* _MATERIAL PROVIDED_
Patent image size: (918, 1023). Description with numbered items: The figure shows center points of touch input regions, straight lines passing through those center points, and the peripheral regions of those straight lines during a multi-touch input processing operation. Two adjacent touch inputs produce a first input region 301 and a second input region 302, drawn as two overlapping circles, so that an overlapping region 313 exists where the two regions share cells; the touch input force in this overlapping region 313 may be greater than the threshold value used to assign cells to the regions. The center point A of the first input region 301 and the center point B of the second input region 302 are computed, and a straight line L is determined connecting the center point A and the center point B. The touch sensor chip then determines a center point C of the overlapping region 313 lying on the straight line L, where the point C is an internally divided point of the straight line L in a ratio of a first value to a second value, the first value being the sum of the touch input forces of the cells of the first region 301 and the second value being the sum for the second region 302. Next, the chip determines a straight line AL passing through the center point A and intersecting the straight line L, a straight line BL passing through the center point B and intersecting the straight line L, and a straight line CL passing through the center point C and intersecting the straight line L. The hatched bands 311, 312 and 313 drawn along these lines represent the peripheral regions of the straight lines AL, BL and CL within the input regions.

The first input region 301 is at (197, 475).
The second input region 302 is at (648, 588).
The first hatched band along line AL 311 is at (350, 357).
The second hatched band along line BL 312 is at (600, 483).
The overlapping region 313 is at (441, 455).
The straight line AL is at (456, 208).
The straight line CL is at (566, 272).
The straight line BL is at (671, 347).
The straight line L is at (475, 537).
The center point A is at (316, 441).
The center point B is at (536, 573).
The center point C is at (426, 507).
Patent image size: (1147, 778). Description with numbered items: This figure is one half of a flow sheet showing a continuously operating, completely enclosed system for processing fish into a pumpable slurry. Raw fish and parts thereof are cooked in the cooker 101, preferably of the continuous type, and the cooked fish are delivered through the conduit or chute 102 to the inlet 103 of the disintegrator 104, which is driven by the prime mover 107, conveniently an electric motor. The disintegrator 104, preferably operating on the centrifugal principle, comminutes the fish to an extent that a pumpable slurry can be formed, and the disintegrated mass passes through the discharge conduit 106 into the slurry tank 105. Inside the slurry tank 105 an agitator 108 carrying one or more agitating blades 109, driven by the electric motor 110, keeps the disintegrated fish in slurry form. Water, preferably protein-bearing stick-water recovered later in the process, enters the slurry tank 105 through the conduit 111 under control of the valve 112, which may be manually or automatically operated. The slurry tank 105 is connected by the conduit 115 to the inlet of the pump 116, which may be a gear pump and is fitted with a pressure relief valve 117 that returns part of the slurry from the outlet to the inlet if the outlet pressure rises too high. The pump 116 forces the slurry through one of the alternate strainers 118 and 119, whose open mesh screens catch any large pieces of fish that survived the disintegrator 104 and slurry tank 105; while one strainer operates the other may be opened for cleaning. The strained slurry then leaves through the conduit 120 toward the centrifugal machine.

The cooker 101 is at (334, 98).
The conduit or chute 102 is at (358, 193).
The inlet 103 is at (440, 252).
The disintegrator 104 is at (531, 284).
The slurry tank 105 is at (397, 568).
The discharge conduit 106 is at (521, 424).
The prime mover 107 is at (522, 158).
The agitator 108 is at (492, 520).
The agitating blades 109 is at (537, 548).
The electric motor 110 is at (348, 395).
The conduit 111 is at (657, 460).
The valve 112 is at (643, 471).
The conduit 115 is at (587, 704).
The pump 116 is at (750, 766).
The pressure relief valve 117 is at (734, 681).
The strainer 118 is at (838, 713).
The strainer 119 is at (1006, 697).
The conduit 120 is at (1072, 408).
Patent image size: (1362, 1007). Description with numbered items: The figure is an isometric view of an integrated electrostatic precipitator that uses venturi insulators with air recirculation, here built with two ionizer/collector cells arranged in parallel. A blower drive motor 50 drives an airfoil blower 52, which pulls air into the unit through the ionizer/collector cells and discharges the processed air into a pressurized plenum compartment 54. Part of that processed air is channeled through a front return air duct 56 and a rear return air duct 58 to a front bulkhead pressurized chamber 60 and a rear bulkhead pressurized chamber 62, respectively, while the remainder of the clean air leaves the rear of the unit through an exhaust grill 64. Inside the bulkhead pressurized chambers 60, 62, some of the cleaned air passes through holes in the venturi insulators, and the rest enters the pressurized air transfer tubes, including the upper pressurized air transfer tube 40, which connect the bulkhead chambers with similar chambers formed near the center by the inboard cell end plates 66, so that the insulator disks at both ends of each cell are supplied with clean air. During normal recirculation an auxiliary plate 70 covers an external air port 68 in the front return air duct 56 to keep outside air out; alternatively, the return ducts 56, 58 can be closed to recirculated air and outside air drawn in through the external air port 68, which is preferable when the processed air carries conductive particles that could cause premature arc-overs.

* _WORK REQUEST_
Each record has to be given again exactly as written.

* _ANSWER TO THIS EXERCISE_
Patent image size: (918, 1023). Description with numbered items: The figure shows center points of touch input regions, straight lines passing through those center points, and the peripheral regions of those straight lines during a multi-touch input processing operation. Two adjacent touch inputs produce a first input region 301 and a second input region 302, drawn as two overlapping circles, so that an overlapping region 313 exists where the two regions share cells; the touch input force in this overlapping region 313 may be greater than the threshold value used to assign cells to the regions. The center point A of the first input region 301 and the center point B of the second input region 302 are computed, and a straight line L is determined connecting the center point A and the center point B. The touch sensor chip then determines a center point C of the overlapping region 313 lying on the straight line L, where the point C is an internally divided point of the straight line L in a ratio of a first value to a second value, the first value being the sum of the touch input forces of the cells of the first region 301 and the second value being the sum for the second region 302. Next, the chip determines a straight line AL passing through the center point A and intersecting the straight line L, a straight line BL passing through the center point B and intersecting the straight line L, and a straight line CL passing through the center point C and intersecting the straight line L. The hatched bands 311, 312 and 313 drawn along these lines represent the peripheral regions of the straight lines AL, BL and CL within the input regions.

The first input region 301 is at (197, 475).
The second input region 302 is at (648, 588).
The first hatched band along line AL 311 is at (350, 357).
The second hatched band along line BL 312 is at (600, 483).
The overlapping region 313 is at (441, 455).
The straight line AL is at (456, 208).
The straight line CL is at (566, 272).
The straight line BL is at (671, 347).
The straight line L is at (475, 537).
The center point A is at (316, 441).
The center point B is at (536, 573).
The center point C is at (426, 507).
Patent image size: (1147, 778). Description with numbered items: This figure is one half of a flow sheet showing a continuously operating, completely enclosed system for processing fish into a pumpable slurry. Raw fish and parts thereof are cooked in the cooker 101, preferably of the continuous type, and the cooked fish are delivered through the conduit or chute 102 to the inlet 103 of the disintegrator 104, which is driven by the prime mover 107, conveniently an electric motor. The disintegrator 104, preferably operating on the centrifugal principle, comminutes the fish to an extent that a pumpable slurry can be formed, and the disintegrated mass passes through the discharge conduit 106 into the slurry tank 105. Inside the slurry tank 105 an agitator 108 carrying one or more agitating blades 109, driven by the electric motor 110, keeps the disintegrated fish in slurry form. Water, preferably protein-bearing stick-water recovered later in the process, enters the slurry tank 105 through the conduit 111 under control of the valve 112, which may be manually or automatically operated. The slurry tank 105 is connected by the conduit 115 to the inlet of the pump 116, which may be a gear pump and is fitted with a pressure relief valve 117 that returns part of the slurry from the outlet to the inlet if the outlet pressure rises too high. The pump 116 forces the slurry through one of the alternate strainers 118 and 119, whose open mesh screens catch any large pieces of fish that survived the disintegrator 104 and slurry tank 105; while one strainer operates the other may be opened for cleaning. The strained slurry then leaves through the conduit 120 toward the centrifugal machine.

The cooker 101 is at (334, 98).
The conduit or chute 102 is at (358, 193).
The inlet 103 is at (440, 252).
The disintegrator 104 is at (531, 284).
The slurry tank 105 is at (397, 568).
The discharge conduit 106 is at (521, 424).
The prime mover 107 is at (522, 158).
The agitator 108 is at (492, 520).
The agitating blades 109 is at (537, 548).
The electric motor 110 is at (348, 395).
The conduit 111 is at (657, 460).
The valve 112 is at (643, 471).
The conduit 115 is at (587, 704).
The pump 116 is at (750, 766).
The pressure relief valve 117 is at (734, 681).
The strainer 118 is at (838, 713).
The strainer 119 is at (1006, 697).
The conduit 120 is at (1072, 408).
Patent image size: (1362, 1007). Description with numbered items: The figure is an isometric view of an integrated electrostatic precipitator that uses venturi insulators with air recirculation, here built with two ionizer/collector cells arranged in parallel. A blower drive motor 50 drives an airfoil blower 52, which pulls air into the unit through the ionizer/collector cells and discharges the processed air into a pressurized plenum compartment 54. Part of that processed air is channeled through a front return air duct 56 and a rear return air duct 58 to a front bulkhead pressurized chamber 60 and a rear bulkhead pressurized chamber 62, respectively, while the remainder of the clean air leaves the rear of the unit through an exhaust grill 64. Inside the bulkhead pressurized chambers 60, 62, some of the cleaned air passes through holes in the venturi insulators, and the rest enters the pressurized air transfer tubes, including the upper pressurized air transfer tube 40, which connect the bulkhead chambers with similar chambers formed near the center by the inboard cell end plates 66, so that the insulator disks at both ends of each cell are supplied with clean air. During normal recirculation an auxiliary plate 70 covers an external air port 68 in the front return air duct 56 to keep outside air out; alternatively, the return ducts 56, 58 can be closed to recirculated air and outside air drawn in through the external air port 68, which is preferable when the processed air carries conductive particles that could cause premature arc-overs.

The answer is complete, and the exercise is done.